-- START OF Extracted records --
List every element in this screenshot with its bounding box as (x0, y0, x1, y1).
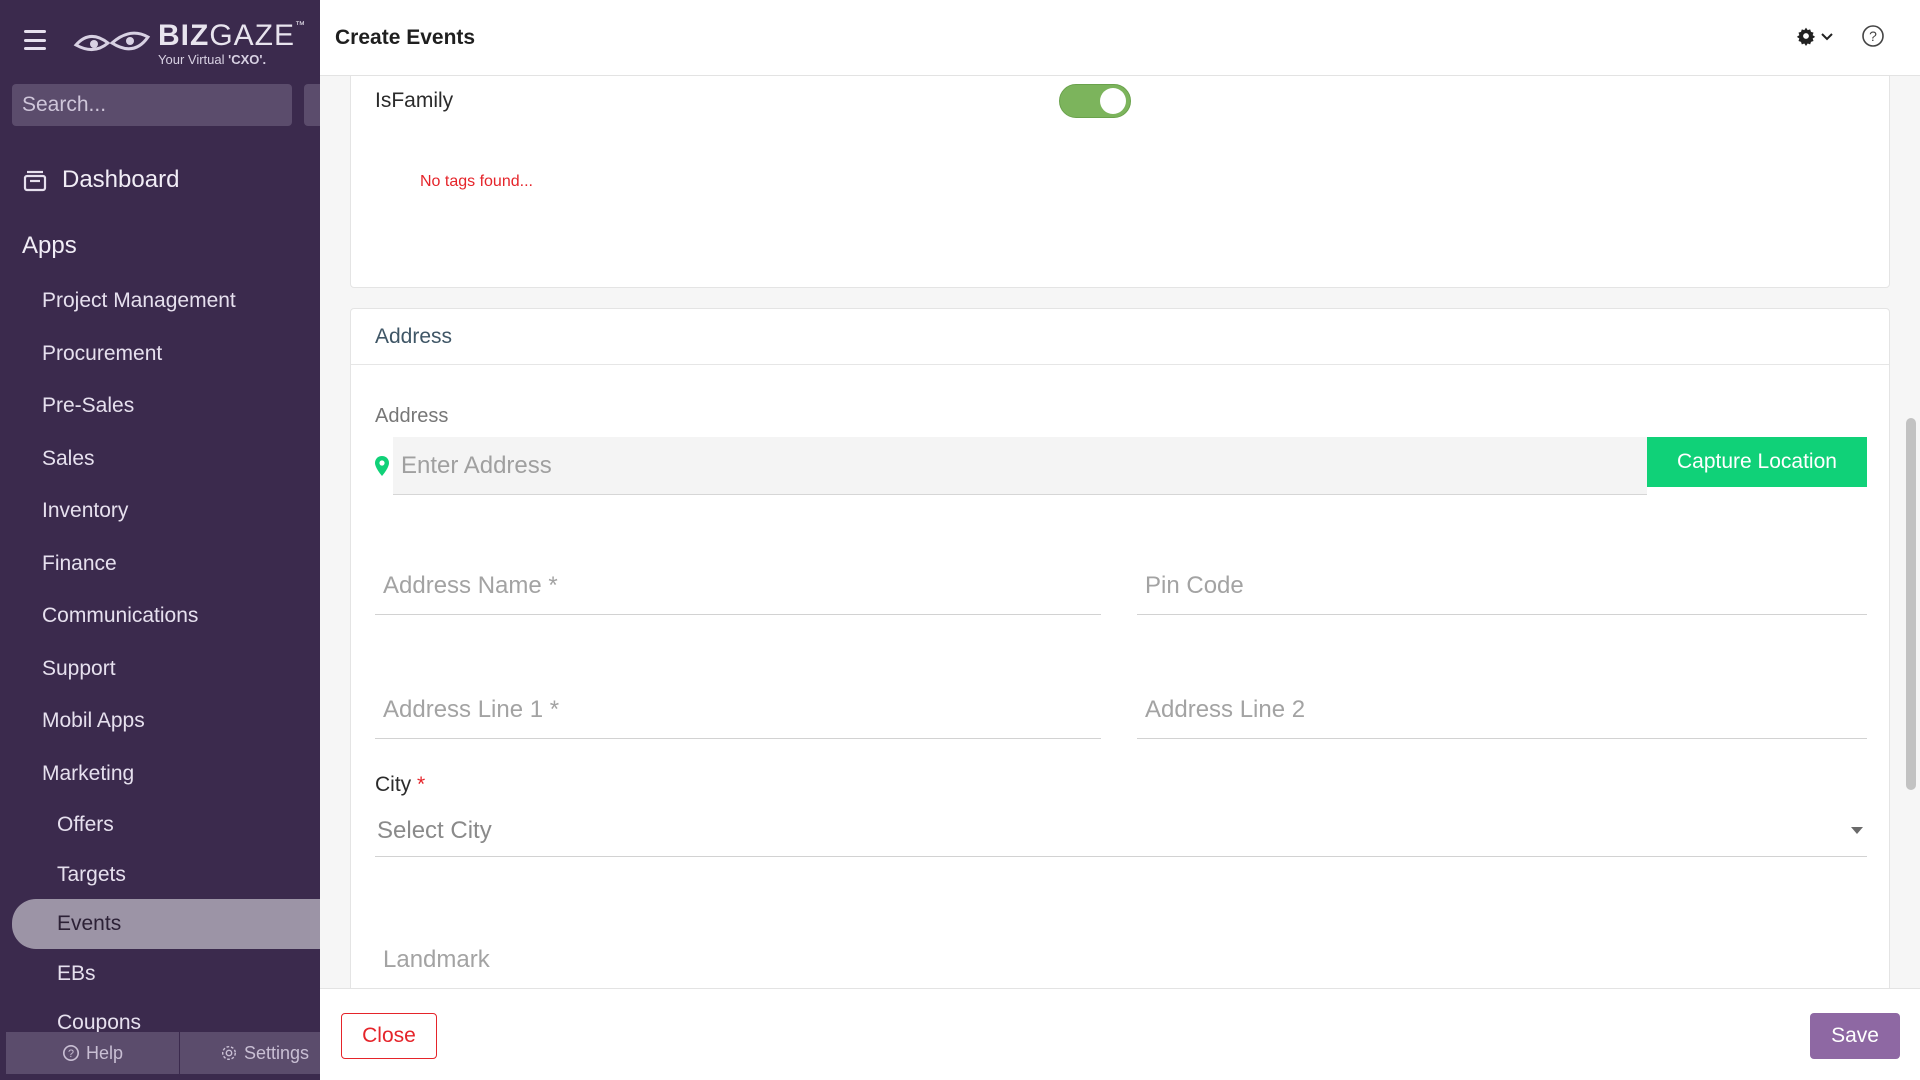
event-options-card: IsFamily No tags found... (350, 76, 1890, 288)
address-section-title: Address (351, 309, 1889, 365)
sidebar-item-pre-sales[interactable]: Pre-Sales (0, 380, 320, 433)
form-content: IsFamily No tags found... Address Addres… (320, 76, 1920, 988)
close-button[interactable]: Close (341, 1013, 437, 1059)
page-title: Create Events (335, 26, 476, 49)
sidebar-item-inventory[interactable]: Inventory (0, 485, 320, 538)
landmark-input[interactable] (375, 931, 1101, 988)
address-search-input[interactable] (393, 437, 1647, 495)
no-tags-message: No tags found... (420, 173, 533, 190)
form-footer: Close Save (320, 988, 1920, 1080)
address-line2-input[interactable] (1137, 681, 1867, 739)
help-label: Help (85, 1042, 124, 1063)
sidebar-item-project-management[interactable]: Project Management (0, 275, 320, 328)
capture-location-button[interactable]: Capture Location (1647, 437, 1867, 487)
sidebar-subitem-targets[interactable]: Targets (0, 850, 320, 900)
logo-tagline-bold: 'CXO'. (228, 51, 267, 67)
settings-label: Settings (244, 1042, 310, 1063)
sidebar: BIZGAZE™ Your Virtual 'CXO'. Dashboard A… (0, 0, 320, 1080)
content-scrollbar[interactable] (1906, 418, 1916, 790)
address-search-row: Capture Location (375, 437, 1867, 495)
sidebar-item-mobil-apps[interactable]: Mobil Apps (0, 695, 320, 748)
isfamily-toggle[interactable] (1059, 84, 1131, 118)
logo-text: GAZE (209, 18, 296, 52)
hamburger-menu-icon[interactable] (24, 30, 46, 50)
svg-text:?: ? (68, 1048, 74, 1060)
address-name-input[interactable] (375, 557, 1101, 615)
svg-text:?: ? (1869, 28, 1877, 44)
search-toggle-stub[interactable] (304, 84, 320, 126)
question-circle-icon: ? (62, 1044, 79, 1062)
sidebar-item-finance[interactable]: Finance (0, 538, 320, 591)
gear-icon (1796, 27, 1816, 46)
sidebar-item-communications[interactable]: Communications (0, 590, 320, 643)
page-header: Create Events ? (320, 0, 1920, 76)
settings-button[interactable]: Settings (180, 1032, 320, 1074)
search-input[interactable] (22, 93, 293, 117)
isfamily-label: IsFamily (375, 89, 454, 112)
sidebar-item-sales[interactable]: Sales (0, 433, 320, 486)
toggle-knob (1100, 88, 1126, 114)
apps-heading: Apps (22, 232, 77, 259)
caret-down-icon (1851, 827, 1863, 834)
city-select-value: Select City (377, 817, 492, 844)
owl-eyes-icon (73, 31, 151, 51)
settings-gear-icon (221, 1045, 237, 1061)
address-card: Address Address Capture Location City * … (350, 308, 1890, 988)
city-select[interactable]: Select City (375, 801, 1867, 857)
sidebar-footer: ? Help Settings (6, 1032, 320, 1074)
logo-text-bold: BIZ (158, 18, 210, 52)
address-label: Address (375, 405, 449, 427)
sidebar-search (12, 84, 293, 126)
logo-tagline: Your Virtual (158, 51, 229, 67)
sidebar-item-marketing[interactable]: Marketing (0, 748, 320, 801)
city-label-text: City (375, 773, 412, 796)
sidebar-item-label: Dashboard (62, 166, 180, 193)
map-pin-icon (375, 437, 393, 495)
pin-code-input[interactable] (1137, 557, 1867, 615)
sidebar-subitem-ebs[interactable]: EBs (0, 949, 320, 999)
sidebar-subitem-offers[interactable]: Offers (0, 800, 320, 850)
dashboard-icon (23, 170, 47, 192)
required-asterisk: * (417, 773, 426, 796)
help-button[interactable]: ? Help (6, 1032, 180, 1074)
help-icon[interactable]: ? (1861, 24, 1885, 48)
sidebar-item-procurement[interactable]: Procurement (0, 328, 320, 381)
save-button[interactable]: Save (1810, 1013, 1900, 1059)
address-line1-input[interactable] (375, 681, 1101, 739)
sidebar-item-dashboard[interactable]: Dashboard (22, 166, 179, 194)
sidebar-item-support[interactable]: Support (0, 643, 320, 696)
sidebar-subitem-events[interactable]: Events (12, 899, 320, 949)
logo-trademark: ™ (295, 19, 307, 31)
apps-nav-list: Project Management Procurement Pre-Sales… (0, 275, 320, 1048)
chevron-down-icon (1821, 33, 1833, 41)
app-logo[interactable]: BIZGAZE™ Your Virtual 'CXO'. (72, 18, 306, 68)
city-label: City * (375, 773, 425, 797)
settings-dropdown[interactable] (1796, 26, 1834, 46)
-- END OF Extracted records --
Recast the lines of the records from the one containing "event-options-card: IsFamily No" through the one containing "caret-down-icon (1851, 827, 1863, 834)", both included, as a numbered list with blank lines omitted.

1. event-options-card: IsFamily No tags found... (350, 76, 1890, 288)
2. address-section-title: Address (351, 309, 1889, 365)
3. sidebar-item-pre-sales[interactable]: Pre-Sales (0, 380, 320, 433)
4. form-content: IsFamily No tags found... Address Addres… (320, 76, 1920, 988)
5. close-button[interactable]: Close (341, 1013, 437, 1059)
6. page-title: Create Events (335, 26, 476, 49)
7. sidebar-item-inventory[interactable]: Inventory (0, 485, 320, 538)
8. landmark-input[interactable] (375, 931, 1101, 988)
9. address-search-input[interactable] (393, 437, 1647, 495)
10. no-tags-message: No tags found... (420, 173, 533, 190)
11. form-footer: Close Save (320, 988, 1920, 1080)
12. address-line2-input[interactable] (1137, 681, 1867, 739)
13. help-label: Help (85, 1042, 124, 1063)
14. sidebar-item-project-management[interactable]: Project Management (0, 275, 320, 328)
15. capture-location-button[interactable]: Capture Location (1647, 437, 1867, 487)
16. sidebar-subitem-targets[interactable]: Targets (0, 850, 320, 900)
17. logo-tagline-bold: 'CXO'. (228, 51, 267, 67)
18. settings-label: Settings (244, 1042, 310, 1063)
19. sidebar: BIZGAZE™ Your Virtual 'CXO'. Dashboard A… (0, 0, 320, 1080)
20. content-scrollbar[interactable] (1906, 418, 1916, 790)
21. address-search-row: Capture Location (375, 437, 1867, 495)
22. sidebar-item-mobil-apps[interactable]: Mobil Apps (0, 695, 320, 748)
23. isfamily-toggle[interactable] (1059, 84, 1131, 118)
24. logo-text: GAZE (209, 18, 296, 52)
25. hamburger-menu-icon[interactable] (24, 30, 46, 50)
26. svg-text:?: ? (68, 1048, 74, 1060)
27. address-name-input[interactable] (375, 557, 1101, 615)
28. svg-text:?: ? (1869, 28, 1877, 44)
29. search-toggle-stub[interactable] (304, 84, 320, 126)
30. question-circle-icon: ? (62, 1044, 79, 1062)
31. sidebar-item-finance[interactable]: Finance (0, 538, 320, 591)
32. gear-icon (1796, 27, 1816, 46)
33. sidebar-item-communications[interactable]: Communications (0, 590, 320, 643)
34. page-header: Create Events ? (320, 0, 1920, 76)
35. settings-button[interactable]: Settings (180, 1032, 320, 1074)
36. search-input[interactable] (22, 93, 293, 117)
37. isfamily-label: IsFamily (375, 89, 454, 112)
38. sidebar-item-sales[interactable]: Sales (0, 433, 320, 486)
39. toggle-knob (1100, 88, 1126, 114)
40. apps-heading: Apps (22, 232, 77, 259)
41. caret-down-icon (1851, 827, 1863, 834)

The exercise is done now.